Requirement =
Please repeat all of the lines that follow, exactly as written.

** START **

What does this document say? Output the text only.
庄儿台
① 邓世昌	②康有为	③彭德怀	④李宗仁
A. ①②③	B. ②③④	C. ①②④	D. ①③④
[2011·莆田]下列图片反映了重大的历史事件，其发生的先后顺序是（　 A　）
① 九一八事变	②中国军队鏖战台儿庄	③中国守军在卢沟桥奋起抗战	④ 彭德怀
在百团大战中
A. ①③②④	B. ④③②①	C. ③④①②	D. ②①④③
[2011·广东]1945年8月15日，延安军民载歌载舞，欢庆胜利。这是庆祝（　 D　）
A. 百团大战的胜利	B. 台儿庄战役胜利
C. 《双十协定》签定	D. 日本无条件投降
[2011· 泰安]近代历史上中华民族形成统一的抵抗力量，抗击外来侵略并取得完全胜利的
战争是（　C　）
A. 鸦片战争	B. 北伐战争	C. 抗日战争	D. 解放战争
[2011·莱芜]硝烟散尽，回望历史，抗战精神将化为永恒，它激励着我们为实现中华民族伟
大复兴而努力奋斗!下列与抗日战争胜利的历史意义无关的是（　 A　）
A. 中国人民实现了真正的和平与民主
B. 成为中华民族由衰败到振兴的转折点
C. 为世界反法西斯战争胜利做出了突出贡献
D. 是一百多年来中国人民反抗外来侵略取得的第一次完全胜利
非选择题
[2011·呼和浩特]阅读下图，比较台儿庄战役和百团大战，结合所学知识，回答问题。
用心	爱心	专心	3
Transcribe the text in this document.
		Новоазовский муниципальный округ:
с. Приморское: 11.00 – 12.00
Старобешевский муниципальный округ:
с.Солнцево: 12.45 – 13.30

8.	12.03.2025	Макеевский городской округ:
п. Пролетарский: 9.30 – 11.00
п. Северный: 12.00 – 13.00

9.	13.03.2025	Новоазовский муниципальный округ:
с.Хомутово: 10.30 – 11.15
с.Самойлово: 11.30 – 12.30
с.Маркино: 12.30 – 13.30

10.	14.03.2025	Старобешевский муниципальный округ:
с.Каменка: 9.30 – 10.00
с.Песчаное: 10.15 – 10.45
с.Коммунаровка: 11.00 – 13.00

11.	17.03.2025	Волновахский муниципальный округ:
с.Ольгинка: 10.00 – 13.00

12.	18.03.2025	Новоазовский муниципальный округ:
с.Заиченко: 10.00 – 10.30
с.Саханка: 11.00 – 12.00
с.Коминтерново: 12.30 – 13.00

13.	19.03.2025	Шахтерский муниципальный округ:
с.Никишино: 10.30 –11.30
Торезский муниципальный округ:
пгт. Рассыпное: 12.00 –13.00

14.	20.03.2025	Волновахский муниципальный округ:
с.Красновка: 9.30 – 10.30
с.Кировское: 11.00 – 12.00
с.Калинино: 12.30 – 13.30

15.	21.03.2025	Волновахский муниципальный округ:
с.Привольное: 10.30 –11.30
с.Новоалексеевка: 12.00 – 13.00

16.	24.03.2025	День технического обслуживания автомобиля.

** END **

Solution for this task =
What does this document say? Output the text only.
庄儿台
① 邓世昌	②康有为	③彭德怀	④李宗仁
A. ①②③	B. ②③④	C. ①②④	D. ①③④
[2011·莆田]下列图片反映了重大的历史事件，其发生的先后顺序是（　 A　）
① 九一八事变	②中国军队鏖战台儿庄	③中国守军在卢沟桥奋起抗战	④ 彭德怀
在百团大战中
A. ①③②④	B. ④③②①	C. ③④①②	D. ②①④③
[2011·广东]1945年8月15日，延安军民载歌载舞，欢庆胜利。这是庆祝（　 D　）
A. 百团大战的胜利	B. 台儿庄战役胜利
C. 《双十协定》签定	D. 日本无条件投降
[2011· 泰安]近代历史上中华民族形成统一的抵抗力量，抗击外来侵略并取得完全胜利的
战争是（　C　）
A. 鸦片战争	B. 北伐战争	C. 抗日战争	D. 解放战争
[2011·莱芜]硝烟散尽，回望历史，抗战精神将化为永恒，它激励着我们为实现中华民族伟
大复兴而努力奋斗!下列与抗日战争胜利的历史意义无关的是（　 A　）
A. 中国人民实现了真正的和平与民主
B. 成为中华民族由衰败到振兴的转折点
C. 为世界反法西斯战争胜利做出了突出贡献
D. 是一百多年来中国人民反抗外来侵略取得的第一次完全胜利
非选择题
[2011·呼和浩特]阅读下图，比较台儿庄战役和百团大战，结合所学知识，回答问题。
用心	爱心	专心	3
Transcribe the text in this document.
		Новоазовский муниципальный округ:
с. Приморское: 11.00 – 12.00
Старобешевский муниципальный округ:
с.Солнцево: 12.45 – 13.30

8.	12.03.2025	Макеевский городской округ:
п. Пролетарский: 9.30 – 11.00
п. Северный: 12.00 – 13.00

9.	13.03.2025	Новоазовский муниципальный округ:
с.Хомутово: 10.30 – 11.15
с.Самойлово: 11.30 – 12.30
с.Маркино: 12.30 – 13.30

10.	14.03.2025	Старобешевский муниципальный округ:
с.Каменка: 9.30 – 10.00
с.Песчаное: 10.15 – 10.45
с.Коммунаровка: 11.00 – 13.00

11.	17.03.2025	Волновахский муниципальный округ:
с.Ольгинка: 10.00 – 13.00

12.	18.03.2025	Новоазовский муниципальный округ:
с.Заиченко: 10.00 – 10.30
с.Саханка: 11.00 – 12.00
с.Коминтерново: 12.30 – 13.00

13.	19.03.2025	Шахтерский муниципальный округ:
с.Никишино: 10.30 –11.30
Торезский муниципальный округ:
пгт. Рассыпное: 12.00 –13.00

14.	20.03.2025	Волновахский муниципальный округ:
с.Красновка: 9.30 – 10.30
с.Кировское: 11.00 – 12.00
с.Калинино: 12.30 – 13.30

15.	21.03.2025	Волновахский муниципальный округ:
с.Привольное: 10.30 –11.30
с.Новоалексеевка: 12.00 – 13.00

16.	24.03.2025	День технического обслуживания автомобиля.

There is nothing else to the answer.